* _TASK GOAL_
Could you repeat the records below exactly, leaving out any pictures?

* _EXCERPTED DATA_
....................
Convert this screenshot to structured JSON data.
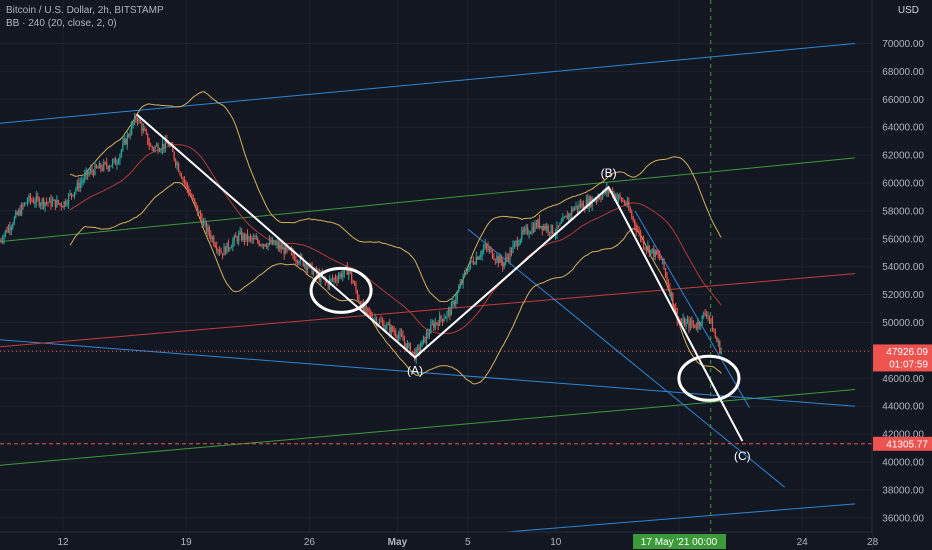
{
  "header": {
    "symbol_title": "Bitcoin / U.S. Dollar, 2h, BITSTAMP",
    "indicator": "BB · 240 (20, close, 2, 0)",
    "currency": "USD"
  },
  "colors": {
    "background": "#131722",
    "candle_up": "#26a69a",
    "candle_down": "#ef5350",
    "bb_band": "#d6b056",
    "bb_basis": "#b23a38",
    "blue_line": "#2c86d6",
    "green_line": "#3d9a3a",
    "red_line": "#c43b3b",
    "wave": "#ffffff"
  },
  "chart_data": {
    "type": "candlestick",
    "title": "Bitcoin / U.S. Dollar, 2h, BITSTAMP",
    "indicator": "BB · 240 (20, close, 2, 0)",
    "y_axis": {
      "unit": "USD",
      "ylim": [
        34600,
        72000
      ],
      "ticks": [
        36000,
        38000,
        40000,
        42000,
        44000,
        46000,
        48000,
        50000,
        52000,
        54000,
        56000,
        58000,
        60000,
        62000,
        64000,
        66000,
        68000,
        70000
      ],
      "tick_labels": [
        "36000.00",
        "38000.00",
        "40000.00",
        "42000.00",
        "44000.00",
        "46000.00",
        "48000.00",
        "50000.00",
        "52000.00",
        "54000.00",
        "56000.00",
        "58000.00",
        "60000.00",
        "62000.00",
        "64000.00",
        "66000.00",
        "68000.00",
        "70000.00"
      ]
    },
    "x_axis": {
      "range_days": [
        0,
        56
      ],
      "tick_labels": [
        "12",
        "19",
        "26",
        "May",
        "5",
        "10",
        "17 May '21  00:00",
        "24",
        "28"
      ],
      "tick_days": [
        0,
        7,
        14,
        19,
        23,
        28,
        35,
        42,
        46
      ]
    },
    "price_line": {
      "value": 47926.09,
      "label": "47926.09",
      "countdown": "01:07:59"
    },
    "marked_level": {
      "value": 41305.77,
      "label": "41305.77"
    },
    "wave_points": [
      {
        "label": "",
        "day": 4.2,
        "price": 64900
      },
      {
        "label": "(A)",
        "day": 20.0,
        "price": 47500
      },
      {
        "label": "(B)",
        "day": 31.0,
        "price": 59700
      },
      {
        "label": "(C)",
        "day": 38.6,
        "price": 41500
      }
    ],
    "trend_lines": [
      {
        "color_key": "blue_line",
        "p1": {
          "day": -6,
          "price": 64000
        },
        "p2": {
          "day": 45,
          "price": 70000
        }
      },
      {
        "color_key": "green_line",
        "p1": {
          "day": -6,
          "price": 55500
        },
        "p2": {
          "day": 45,
          "price": 61800
        }
      },
      {
        "color_key": "green_line",
        "p1": {
          "day": -6,
          "price": 39500
        },
        "p2": {
          "day": 45,
          "price": 45200
        }
      },
      {
        "color_key": "blue_line",
        "p1": {
          "day": -6,
          "price": 49000
        },
        "p2": {
          "day": 45,
          "price": 44000
        }
      },
      {
        "color_key": "red_line",
        "p1": {
          "day": -6,
          "price": 48000
        },
        "p2": {
          "day": 45,
          "price": 53500
        }
      },
      {
        "color_key": "blue_line",
        "p1": {
          "day": 19.5,
          "price": 34400
        },
        "p2": {
          "day": 45,
          "price": 37000
        }
      },
      {
        "color_key": "blue_line",
        "p1": {
          "day": 23.0,
          "price": 56700
        },
        "p2": {
          "day": 41.0,
          "price": 38200
        }
      },
      {
        "color_key": "blue_line",
        "p1": {
          "day": 32.5,
          "price": 58000
        },
        "p2": {
          "day": 39.0,
          "price": 43900
        }
      }
    ],
    "circles": [
      {
        "day": 15.8,
        "price": 52300
      },
      {
        "day": 36.7,
        "price": 46000
      }
    ],
    "crosshair_day": 36.8
  }
}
....................
* _FULL OUTPUT_
Convert this screenshot to structured JSON data.
{
  "header": {
    "symbol_title": "Bitcoin / U.S. Dollar, 2h, BITSTAMP",
    "indicator": "BB · 240 (20, close, 2, 0)",
    "currency": "USD"
  },
  "colors": {
    "background": "#131722",
    "candle_up": "#26a69a",
    "candle_down": "#ef5350",
    "bb_band": "#d6b056",
    "bb_basis": "#b23a38",
    "blue_line": "#2c86d6",
    "green_line": "#3d9a3a",
    "red_line": "#c43b3b",
    "wave": "#ffffff"
  },
  "chart_data": {
    "type": "candlestick",
    "title": "Bitcoin / U.S. Dollar, 2h, BITSTAMP",
    "indicator": "BB · 240 (20, close, 2, 0)",
    "y_axis": {
      "unit": "USD",
      "ylim": [
        34600,
        72000
      ],
      "ticks": [
        36000,
        38000,
        40000,
        42000,
        44000,
        46000,
        48000,
        50000,
        52000,
        54000,
        56000,
        58000,
        60000,
        62000,
        64000,
        66000,
        68000,
        70000
      ],
      "tick_labels": [
        "36000.00",
        "38000.00",
        "40000.00",
        "42000.00",
        "44000.00",
        "46000.00",
        "48000.00",
        "50000.00",
        "52000.00",
        "54000.00",
        "56000.00",
        "58000.00",
        "60000.00",
        "62000.00",
        "64000.00",
        "66000.00",
        "68000.00",
        "70000.00"
      ]
    },
    "x_axis": {
      "range_days": [
        0,
        56
      ],
      "tick_labels": [
        "12",
        "19",
        "26",
        "May",
        "5",
        "10",
        "17 May '21  00:00",
        "24",
        "28"
      ],
      "tick_days": [
        0,
        7,
        14,
        19,
        23,
        28,
        35,
        42,
        46
      ]
    },
    "price_line": {
      "value": 47926.09,
      "label": "47926.09",
      "countdown": "01:07:59"
    },
    "marked_level": {
      "value": 41305.77,
      "label": "41305.77"
    },
    "wave_points": [
      {
        "label": "",
        "day": 4.2,
        "price": 64900
      },
      {
        "label": "(A)",
        "day": 20.0,
        "price": 47500
      },
      {
        "label": "(B)",
        "day": 31.0,
        "price": 59700
      },
      {
        "label": "(C)",
        "day": 38.6,
        "price": 41500
      }
    ],
    "trend_lines": [
      {
        "color_key": "blue_line",
        "p1": {
          "day": -6,
          "price": 64000
        },
        "p2": {
          "day": 45,
          "price": 70000
        }
      },
      {
        "color_key": "green_line",
        "p1": {
          "day": -6,
          "price": 55500
        },
        "p2": {
          "day": 45,
          "price": 61800
        }
      },
      {
        "color_key": "green_line",
        "p1": {
          "day": -6,
          "price": 39500
        },
        "p2": {
          "day": 45,
          "price": 45200
        }
      },
      {
        "color_key": "blue_line",
        "p1": {
          "day": -6,
          "price": 49000
        },
        "p2": {
          "day": 45,
          "price": 44000
        }
      },
      {
        "color_key": "red_line",
        "p1": {
          "day": -6,
          "price": 48000
        },
        "p2": {
          "day": 45,
          "price": 53500
        }
      },
      {
        "color_key": "blue_line",
        "p1": {
          "day": 19.5,
          "price": 34400
        },
        "p2": {
          "day": 45,
          "price": 37000
        }
      },
      {
        "color_key": "blue_line",
        "p1": {
          "day": 23.0,
          "price": 56700
        },
        "p2": {
          "day": 41.0,
          "price": 38200
        }
      },
      {
        "color_key": "blue_line",
        "p1": {
          "day": 32.5,
          "price": 58000
        },
        "p2": {
          "day": 39.0,
          "price": 43900
        }
      }
    ],
    "circles": [
      {
        "day": 15.8,
        "price": 52300
      },
      {
        "day": 36.7,
        "price": 46000
      }
    ],
    "crosshair_day": 36.8
  }
}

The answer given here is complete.